Short exercise: Pull each line containing "transit" out of the data and copy it.

# # # # # # #

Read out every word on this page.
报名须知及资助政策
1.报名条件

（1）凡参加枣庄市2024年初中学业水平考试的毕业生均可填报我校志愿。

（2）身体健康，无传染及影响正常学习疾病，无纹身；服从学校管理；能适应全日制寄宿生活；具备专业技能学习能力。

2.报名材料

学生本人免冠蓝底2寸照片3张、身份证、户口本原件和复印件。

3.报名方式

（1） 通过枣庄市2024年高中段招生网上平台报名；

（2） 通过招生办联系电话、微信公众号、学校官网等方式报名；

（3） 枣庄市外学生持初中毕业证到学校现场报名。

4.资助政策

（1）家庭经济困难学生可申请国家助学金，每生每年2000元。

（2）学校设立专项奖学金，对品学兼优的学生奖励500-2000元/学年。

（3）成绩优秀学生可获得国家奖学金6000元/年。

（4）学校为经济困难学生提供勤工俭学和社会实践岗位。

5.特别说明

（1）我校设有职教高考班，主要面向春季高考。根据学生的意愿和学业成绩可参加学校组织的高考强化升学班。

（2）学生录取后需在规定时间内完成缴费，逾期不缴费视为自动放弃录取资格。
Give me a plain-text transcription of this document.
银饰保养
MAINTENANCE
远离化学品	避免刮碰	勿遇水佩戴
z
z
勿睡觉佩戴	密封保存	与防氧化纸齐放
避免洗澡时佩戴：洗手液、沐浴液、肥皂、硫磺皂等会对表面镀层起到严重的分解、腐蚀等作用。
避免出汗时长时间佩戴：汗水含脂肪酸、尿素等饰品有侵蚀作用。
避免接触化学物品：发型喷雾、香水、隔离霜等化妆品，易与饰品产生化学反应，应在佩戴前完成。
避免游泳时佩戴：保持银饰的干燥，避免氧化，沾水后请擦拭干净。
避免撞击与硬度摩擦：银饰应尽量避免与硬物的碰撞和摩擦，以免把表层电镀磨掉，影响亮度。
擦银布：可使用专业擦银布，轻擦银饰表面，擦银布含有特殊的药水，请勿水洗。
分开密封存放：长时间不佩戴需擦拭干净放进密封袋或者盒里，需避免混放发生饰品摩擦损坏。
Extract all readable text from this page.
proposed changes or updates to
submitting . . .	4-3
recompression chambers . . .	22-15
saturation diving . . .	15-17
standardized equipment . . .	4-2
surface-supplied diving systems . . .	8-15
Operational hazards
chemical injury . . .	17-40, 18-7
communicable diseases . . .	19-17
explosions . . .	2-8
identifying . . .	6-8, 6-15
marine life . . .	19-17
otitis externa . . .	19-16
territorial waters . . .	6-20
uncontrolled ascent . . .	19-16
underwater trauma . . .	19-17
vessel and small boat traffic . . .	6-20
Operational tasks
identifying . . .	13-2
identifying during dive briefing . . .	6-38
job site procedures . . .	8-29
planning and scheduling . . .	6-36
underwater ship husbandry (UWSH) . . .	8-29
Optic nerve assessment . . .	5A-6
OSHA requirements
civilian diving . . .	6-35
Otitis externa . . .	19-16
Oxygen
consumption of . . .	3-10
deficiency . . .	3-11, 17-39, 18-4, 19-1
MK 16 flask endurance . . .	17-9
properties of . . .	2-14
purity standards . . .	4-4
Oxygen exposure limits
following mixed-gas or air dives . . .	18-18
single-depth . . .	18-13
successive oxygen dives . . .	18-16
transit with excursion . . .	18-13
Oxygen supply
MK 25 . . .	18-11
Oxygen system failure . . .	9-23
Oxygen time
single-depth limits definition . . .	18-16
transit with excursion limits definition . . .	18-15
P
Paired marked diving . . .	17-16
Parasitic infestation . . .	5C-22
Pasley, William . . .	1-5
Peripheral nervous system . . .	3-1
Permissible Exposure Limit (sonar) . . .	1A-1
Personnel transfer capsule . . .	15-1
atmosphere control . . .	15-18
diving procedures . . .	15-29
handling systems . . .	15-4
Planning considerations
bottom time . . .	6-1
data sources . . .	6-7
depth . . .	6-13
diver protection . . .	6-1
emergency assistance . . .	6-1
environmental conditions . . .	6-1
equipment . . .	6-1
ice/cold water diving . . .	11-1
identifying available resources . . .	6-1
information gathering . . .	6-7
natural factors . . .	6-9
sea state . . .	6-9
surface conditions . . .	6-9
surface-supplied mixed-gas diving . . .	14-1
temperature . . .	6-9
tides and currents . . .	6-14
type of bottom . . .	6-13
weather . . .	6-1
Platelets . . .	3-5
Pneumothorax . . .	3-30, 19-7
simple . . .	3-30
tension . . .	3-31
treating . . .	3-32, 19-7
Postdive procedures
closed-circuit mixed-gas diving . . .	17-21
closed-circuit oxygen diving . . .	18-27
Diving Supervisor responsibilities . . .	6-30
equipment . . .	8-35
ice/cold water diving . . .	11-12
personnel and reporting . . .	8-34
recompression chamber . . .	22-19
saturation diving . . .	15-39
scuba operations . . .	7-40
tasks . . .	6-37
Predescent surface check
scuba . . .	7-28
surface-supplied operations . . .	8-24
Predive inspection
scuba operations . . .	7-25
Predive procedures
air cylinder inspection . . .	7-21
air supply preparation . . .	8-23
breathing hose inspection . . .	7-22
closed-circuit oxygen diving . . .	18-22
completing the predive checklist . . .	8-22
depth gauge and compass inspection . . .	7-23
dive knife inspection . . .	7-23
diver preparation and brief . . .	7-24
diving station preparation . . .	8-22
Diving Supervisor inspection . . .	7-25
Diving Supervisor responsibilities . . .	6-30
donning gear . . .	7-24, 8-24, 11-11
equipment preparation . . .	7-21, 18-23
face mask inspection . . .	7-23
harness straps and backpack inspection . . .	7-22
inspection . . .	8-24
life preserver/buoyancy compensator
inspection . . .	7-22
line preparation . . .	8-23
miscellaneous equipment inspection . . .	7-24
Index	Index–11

# # # # # # #

Correct response:
transit with excursion . . .	18-13
transit with excursion limits definition . . .	18-15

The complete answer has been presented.